──────── ROWS

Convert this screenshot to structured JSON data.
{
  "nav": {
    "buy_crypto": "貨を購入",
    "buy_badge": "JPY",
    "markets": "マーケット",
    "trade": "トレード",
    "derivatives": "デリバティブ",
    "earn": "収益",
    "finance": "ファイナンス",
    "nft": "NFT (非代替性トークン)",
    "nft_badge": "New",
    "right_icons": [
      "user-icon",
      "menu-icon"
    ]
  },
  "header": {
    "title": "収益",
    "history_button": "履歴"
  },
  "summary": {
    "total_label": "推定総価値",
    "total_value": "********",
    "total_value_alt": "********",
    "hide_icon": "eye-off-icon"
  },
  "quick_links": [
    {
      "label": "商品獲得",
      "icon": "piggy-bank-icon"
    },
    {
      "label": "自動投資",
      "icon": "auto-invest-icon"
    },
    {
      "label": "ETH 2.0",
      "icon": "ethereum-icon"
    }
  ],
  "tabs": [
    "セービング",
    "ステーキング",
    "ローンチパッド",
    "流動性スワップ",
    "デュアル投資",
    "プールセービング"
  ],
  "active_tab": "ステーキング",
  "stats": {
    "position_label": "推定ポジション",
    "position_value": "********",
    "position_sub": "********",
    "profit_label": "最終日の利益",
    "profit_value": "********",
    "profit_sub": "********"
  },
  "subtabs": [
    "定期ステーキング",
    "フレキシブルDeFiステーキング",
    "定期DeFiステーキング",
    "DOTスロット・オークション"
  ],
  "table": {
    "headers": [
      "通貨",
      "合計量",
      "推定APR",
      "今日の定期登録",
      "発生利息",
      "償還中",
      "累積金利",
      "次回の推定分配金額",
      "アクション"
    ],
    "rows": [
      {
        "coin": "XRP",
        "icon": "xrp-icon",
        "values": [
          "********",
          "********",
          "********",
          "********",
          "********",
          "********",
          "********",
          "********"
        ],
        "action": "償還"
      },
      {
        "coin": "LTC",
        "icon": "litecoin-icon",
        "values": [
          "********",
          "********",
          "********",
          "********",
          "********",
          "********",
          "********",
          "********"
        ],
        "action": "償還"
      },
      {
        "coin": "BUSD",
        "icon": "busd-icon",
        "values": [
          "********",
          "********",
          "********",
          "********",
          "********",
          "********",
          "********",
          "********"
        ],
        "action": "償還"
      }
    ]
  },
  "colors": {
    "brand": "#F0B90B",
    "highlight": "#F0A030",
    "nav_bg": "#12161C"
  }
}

────────────────

TASK INSTRUCTIONS: Return every record above exactly as it appears.

EXERCISE SOLUTION:
Convert this screenshot to structured JSON data.
{
  "nav": {
    "buy_crypto": "貨を購入",
    "buy_badge": "JPY",
    "markets": "マーケット",
    "trade": "トレード",
    "derivatives": "デリバティブ",
    "earn": "収益",
    "finance": "ファイナンス",
    "nft": "NFT (非代替性トークン)",
    "nft_badge": "New",
    "right_icons": [
      "user-icon",
      "menu-icon"
    ]
  },
  "header": {
    "title": "収益",
    "history_button": "履歴"
  },
  "summary": {
    "total_label": "推定総価値",
    "total_value": "********",
    "total_value_alt": "********",
    "hide_icon": "eye-off-icon"
  },
  "quick_links": [
    {
      "label": "商品獲得",
      "icon": "piggy-bank-icon"
    },
    {
      "label": "自動投資",
      "icon": "auto-invest-icon"
    },
    {
      "label": "ETH 2.0",
      "icon": "ethereum-icon"
    }
  ],
  "tabs": [
    "セービング",
    "ステーキング",
    "ローンチパッド",
    "流動性スワップ",
    "デュアル投資",
    "プールセービング"
  ],
  "active_tab": "ステーキング",
  "stats": {
    "position_label": "推定ポジション",
    "position_value": "********",
    "position_sub": "********",
    "profit_label": "最終日の利益",
    "profit_value": "********",
    "profit_sub": "********"
  },
  "subtabs": [
    "定期ステーキング",
    "フレキシブルDeFiステーキング",
    "定期DeFiステーキング",
    "DOTスロット・オークション"
  ],
  "table": {
    "headers": [
      "通貨",
      "合計量",
      "推定APR",
      "今日の定期登録",
      "発生利息",
      "償還中",
      "累積金利",
      "次回の推定分配金額",
      "アクション"
    ],
    "rows": [
      {
        "coin": "XRP",
        "icon": "xrp-icon",
        "values": [
          "********",
          "********",
          "********",
          "********",
          "********",
          "********",
          "********",
          "********"
        ],
        "action": "償還"
      },
      {
        "coin": "LTC",
        "icon": "litecoin-icon",
        "values": [
          "********",
          "********",
          "********",
          "********",
          "********",
          "********",
          "********",
          "********"
        ],
        "action": "償還"
      },
      {
        "coin": "BUSD",
        "icon": "busd-icon",
        "values": [
          "********",
          "********",
          "********",
          "********",
          "********",
          "********",
          "********",
          "********"
        ],
        "action": "償還"
      }
    ]
  },
  "colors": {
    "brand": "#F0B90B",
    "highlight": "#F0A030",
    "nav_bg": "#12161C"
  }
}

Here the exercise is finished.